◆ Data provided
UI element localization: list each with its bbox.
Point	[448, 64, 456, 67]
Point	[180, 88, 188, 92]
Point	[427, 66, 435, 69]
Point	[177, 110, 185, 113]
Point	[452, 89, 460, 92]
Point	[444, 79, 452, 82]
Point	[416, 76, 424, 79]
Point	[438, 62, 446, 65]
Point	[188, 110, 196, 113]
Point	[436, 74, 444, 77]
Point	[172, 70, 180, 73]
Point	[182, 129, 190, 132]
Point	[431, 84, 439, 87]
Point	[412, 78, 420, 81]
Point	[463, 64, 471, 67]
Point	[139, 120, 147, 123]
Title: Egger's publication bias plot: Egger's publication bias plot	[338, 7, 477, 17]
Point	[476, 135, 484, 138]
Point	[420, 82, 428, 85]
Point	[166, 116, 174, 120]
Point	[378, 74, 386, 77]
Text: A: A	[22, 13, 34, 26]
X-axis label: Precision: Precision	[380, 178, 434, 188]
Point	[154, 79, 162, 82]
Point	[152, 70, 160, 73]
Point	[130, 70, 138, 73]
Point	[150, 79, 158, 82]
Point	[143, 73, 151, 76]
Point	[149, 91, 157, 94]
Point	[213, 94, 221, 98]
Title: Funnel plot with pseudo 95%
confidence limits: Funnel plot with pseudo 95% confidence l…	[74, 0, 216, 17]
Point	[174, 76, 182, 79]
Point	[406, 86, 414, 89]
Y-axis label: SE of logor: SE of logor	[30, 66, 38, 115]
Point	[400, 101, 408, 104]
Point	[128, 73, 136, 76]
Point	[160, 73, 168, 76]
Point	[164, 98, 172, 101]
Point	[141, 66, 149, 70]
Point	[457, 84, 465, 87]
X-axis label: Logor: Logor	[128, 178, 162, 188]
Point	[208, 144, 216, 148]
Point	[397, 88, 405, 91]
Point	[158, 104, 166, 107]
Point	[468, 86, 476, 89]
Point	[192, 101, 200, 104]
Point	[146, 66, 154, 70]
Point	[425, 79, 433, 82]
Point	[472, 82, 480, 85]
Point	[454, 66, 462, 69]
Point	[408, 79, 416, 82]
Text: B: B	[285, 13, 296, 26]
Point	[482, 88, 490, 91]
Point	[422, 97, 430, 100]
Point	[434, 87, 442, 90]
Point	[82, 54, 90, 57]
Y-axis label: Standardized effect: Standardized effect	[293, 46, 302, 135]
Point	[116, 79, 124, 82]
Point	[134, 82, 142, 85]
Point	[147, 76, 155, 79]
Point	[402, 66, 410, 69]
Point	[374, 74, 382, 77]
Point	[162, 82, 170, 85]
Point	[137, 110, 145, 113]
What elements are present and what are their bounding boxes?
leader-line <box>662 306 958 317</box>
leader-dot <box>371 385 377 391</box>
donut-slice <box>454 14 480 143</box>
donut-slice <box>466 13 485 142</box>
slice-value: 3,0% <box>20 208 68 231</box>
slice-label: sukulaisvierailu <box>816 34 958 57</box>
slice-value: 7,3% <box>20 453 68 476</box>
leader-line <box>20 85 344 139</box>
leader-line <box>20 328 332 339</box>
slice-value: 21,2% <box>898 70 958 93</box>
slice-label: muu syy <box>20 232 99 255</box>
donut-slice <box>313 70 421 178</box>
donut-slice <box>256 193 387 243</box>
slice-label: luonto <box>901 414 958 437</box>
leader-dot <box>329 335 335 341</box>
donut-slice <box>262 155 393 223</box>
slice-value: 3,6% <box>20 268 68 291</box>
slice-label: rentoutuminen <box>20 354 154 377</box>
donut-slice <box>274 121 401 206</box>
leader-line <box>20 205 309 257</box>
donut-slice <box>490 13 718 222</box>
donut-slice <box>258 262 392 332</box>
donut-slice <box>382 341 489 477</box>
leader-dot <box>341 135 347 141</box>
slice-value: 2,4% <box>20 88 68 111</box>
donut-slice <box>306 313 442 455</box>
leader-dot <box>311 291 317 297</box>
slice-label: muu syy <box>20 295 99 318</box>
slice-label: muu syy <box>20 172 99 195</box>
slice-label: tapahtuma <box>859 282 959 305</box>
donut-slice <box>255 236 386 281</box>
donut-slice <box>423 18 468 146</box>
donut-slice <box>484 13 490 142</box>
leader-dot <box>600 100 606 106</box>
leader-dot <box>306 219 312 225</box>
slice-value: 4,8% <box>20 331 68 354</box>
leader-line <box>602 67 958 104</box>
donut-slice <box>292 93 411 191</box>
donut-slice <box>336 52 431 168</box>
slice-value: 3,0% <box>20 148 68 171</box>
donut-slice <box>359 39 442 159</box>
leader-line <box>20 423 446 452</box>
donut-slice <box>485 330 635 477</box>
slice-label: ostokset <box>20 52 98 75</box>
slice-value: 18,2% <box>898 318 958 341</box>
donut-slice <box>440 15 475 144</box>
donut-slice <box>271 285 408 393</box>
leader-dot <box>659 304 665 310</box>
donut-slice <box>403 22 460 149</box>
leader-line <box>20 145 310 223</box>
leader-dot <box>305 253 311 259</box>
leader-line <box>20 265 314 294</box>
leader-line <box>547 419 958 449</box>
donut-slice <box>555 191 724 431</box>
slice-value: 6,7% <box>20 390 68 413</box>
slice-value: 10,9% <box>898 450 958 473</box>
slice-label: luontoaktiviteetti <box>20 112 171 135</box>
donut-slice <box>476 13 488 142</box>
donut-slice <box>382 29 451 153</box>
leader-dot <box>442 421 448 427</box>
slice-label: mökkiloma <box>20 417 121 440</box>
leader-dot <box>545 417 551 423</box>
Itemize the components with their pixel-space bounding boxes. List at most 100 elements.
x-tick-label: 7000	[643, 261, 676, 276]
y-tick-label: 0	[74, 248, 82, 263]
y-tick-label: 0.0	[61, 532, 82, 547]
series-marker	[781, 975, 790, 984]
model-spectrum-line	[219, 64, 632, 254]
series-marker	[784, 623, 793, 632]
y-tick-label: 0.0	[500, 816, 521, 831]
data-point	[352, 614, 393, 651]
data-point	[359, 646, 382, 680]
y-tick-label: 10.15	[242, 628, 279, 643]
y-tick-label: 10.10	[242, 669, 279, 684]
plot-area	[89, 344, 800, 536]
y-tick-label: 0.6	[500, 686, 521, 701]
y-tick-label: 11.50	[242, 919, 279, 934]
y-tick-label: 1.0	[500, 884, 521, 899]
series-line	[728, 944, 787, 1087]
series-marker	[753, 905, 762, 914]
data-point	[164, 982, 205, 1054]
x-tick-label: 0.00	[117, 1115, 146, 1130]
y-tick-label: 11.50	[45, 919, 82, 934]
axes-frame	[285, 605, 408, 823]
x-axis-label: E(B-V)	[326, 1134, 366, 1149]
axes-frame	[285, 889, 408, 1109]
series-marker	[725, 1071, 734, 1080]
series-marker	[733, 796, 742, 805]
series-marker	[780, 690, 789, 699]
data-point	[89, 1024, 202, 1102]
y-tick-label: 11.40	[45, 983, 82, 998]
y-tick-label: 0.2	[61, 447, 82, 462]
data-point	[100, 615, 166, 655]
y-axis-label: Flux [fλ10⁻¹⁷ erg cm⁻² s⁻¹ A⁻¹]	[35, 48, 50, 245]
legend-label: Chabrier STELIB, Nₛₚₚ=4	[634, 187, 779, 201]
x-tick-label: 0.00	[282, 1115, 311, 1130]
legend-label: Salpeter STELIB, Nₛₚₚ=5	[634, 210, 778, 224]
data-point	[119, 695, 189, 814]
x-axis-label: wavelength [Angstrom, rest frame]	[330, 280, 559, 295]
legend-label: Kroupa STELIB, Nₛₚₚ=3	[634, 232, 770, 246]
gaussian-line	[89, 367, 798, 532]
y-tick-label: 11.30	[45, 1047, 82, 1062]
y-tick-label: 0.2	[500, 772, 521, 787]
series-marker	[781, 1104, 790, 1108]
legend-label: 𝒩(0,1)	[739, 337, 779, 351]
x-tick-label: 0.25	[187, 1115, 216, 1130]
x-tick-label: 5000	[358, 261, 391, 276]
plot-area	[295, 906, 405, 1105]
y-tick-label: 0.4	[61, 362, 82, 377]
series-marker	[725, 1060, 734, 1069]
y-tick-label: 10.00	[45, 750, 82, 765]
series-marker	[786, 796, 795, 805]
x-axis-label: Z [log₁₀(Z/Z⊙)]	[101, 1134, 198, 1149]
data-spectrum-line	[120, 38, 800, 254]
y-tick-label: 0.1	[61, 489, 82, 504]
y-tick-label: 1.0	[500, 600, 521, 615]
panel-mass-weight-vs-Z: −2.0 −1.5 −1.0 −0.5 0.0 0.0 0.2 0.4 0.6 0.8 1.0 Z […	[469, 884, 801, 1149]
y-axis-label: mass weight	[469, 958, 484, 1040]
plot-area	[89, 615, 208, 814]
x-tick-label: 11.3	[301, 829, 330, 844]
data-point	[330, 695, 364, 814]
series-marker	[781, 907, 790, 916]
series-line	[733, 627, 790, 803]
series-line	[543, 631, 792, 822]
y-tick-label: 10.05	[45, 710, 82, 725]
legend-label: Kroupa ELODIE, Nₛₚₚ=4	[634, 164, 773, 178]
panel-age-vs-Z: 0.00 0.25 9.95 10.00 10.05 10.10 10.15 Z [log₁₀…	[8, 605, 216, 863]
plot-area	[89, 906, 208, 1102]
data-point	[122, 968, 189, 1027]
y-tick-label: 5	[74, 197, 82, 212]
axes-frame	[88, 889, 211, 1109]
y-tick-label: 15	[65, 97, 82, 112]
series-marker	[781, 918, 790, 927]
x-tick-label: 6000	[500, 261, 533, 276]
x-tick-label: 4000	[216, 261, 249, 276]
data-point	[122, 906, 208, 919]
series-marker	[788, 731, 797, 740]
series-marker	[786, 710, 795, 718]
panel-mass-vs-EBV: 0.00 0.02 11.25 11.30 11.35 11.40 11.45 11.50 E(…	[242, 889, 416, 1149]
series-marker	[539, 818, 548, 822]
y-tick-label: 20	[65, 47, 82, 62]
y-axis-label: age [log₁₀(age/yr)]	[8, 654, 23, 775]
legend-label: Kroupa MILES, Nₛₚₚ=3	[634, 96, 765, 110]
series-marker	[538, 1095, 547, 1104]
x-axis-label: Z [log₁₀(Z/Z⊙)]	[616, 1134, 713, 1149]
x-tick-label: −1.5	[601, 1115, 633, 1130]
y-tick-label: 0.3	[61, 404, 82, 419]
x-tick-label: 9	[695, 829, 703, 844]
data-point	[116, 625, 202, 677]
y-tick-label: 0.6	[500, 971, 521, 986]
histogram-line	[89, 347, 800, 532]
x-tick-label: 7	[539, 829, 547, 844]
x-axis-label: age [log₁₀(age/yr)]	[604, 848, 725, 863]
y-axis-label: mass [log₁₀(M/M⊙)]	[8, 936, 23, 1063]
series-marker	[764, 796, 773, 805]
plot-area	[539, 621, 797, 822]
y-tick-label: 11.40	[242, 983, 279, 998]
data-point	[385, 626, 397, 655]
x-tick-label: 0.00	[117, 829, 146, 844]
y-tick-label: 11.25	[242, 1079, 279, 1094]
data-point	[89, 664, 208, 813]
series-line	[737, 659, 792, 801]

◆ The request
Filter the listing to keep every line that contains the string "frame", treating uppercase and lowercase as different.

◆ Solution
axes-frame	[285, 605, 408, 823]
axes-frame	[285, 889, 408, 1109]
x-axis-label: wavelength [Angstrom, rest frame]	[330, 280, 559, 295]
axes-frame	[88, 889, 211, 1109]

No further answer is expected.